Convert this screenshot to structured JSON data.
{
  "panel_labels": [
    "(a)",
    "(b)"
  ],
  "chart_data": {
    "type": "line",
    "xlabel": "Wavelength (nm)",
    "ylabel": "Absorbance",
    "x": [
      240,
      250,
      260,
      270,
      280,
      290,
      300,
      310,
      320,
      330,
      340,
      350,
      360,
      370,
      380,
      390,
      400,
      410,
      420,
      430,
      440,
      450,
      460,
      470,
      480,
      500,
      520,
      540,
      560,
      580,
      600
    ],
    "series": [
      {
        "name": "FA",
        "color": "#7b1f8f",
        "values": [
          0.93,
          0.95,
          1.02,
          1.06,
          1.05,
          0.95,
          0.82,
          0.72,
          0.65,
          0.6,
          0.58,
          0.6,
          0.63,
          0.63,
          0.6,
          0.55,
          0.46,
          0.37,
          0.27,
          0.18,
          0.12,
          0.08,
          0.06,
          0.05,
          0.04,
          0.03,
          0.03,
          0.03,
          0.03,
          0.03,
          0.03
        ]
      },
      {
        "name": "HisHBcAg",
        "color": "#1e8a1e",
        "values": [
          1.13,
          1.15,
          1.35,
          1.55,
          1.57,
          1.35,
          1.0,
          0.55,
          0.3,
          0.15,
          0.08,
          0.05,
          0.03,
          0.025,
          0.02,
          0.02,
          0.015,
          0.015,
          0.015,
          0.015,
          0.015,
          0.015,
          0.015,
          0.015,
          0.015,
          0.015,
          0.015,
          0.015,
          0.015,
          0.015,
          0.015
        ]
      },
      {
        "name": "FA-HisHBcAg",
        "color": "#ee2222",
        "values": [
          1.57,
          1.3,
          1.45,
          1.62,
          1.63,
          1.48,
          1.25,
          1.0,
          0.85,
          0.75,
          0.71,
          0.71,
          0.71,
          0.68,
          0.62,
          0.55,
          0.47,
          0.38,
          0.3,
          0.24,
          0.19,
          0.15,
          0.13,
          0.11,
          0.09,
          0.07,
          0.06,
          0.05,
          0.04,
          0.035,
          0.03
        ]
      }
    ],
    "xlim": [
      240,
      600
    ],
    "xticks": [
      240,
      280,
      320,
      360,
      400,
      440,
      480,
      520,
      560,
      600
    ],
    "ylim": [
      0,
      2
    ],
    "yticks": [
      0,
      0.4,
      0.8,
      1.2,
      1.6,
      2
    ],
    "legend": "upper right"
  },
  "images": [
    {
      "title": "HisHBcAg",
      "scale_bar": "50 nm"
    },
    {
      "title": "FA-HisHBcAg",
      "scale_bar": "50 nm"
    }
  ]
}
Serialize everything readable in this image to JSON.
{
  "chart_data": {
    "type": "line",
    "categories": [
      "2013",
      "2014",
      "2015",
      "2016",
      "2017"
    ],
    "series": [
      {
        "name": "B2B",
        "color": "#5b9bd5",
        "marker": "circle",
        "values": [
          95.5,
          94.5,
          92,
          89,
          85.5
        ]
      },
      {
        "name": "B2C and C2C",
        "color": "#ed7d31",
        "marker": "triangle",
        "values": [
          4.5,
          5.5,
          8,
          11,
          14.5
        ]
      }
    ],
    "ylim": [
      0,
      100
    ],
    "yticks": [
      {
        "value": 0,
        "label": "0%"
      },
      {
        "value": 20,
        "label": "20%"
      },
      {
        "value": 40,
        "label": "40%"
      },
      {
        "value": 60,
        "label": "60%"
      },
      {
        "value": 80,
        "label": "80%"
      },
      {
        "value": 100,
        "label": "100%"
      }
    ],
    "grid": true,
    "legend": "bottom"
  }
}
++++++++
— GIVEN REQUEST —
Show every line of the records above that contains the word "this".

— PROBLEM SOLUTION —
Convert this screenshot to structured JSON data.
Serialize everything readable in this image to JSON.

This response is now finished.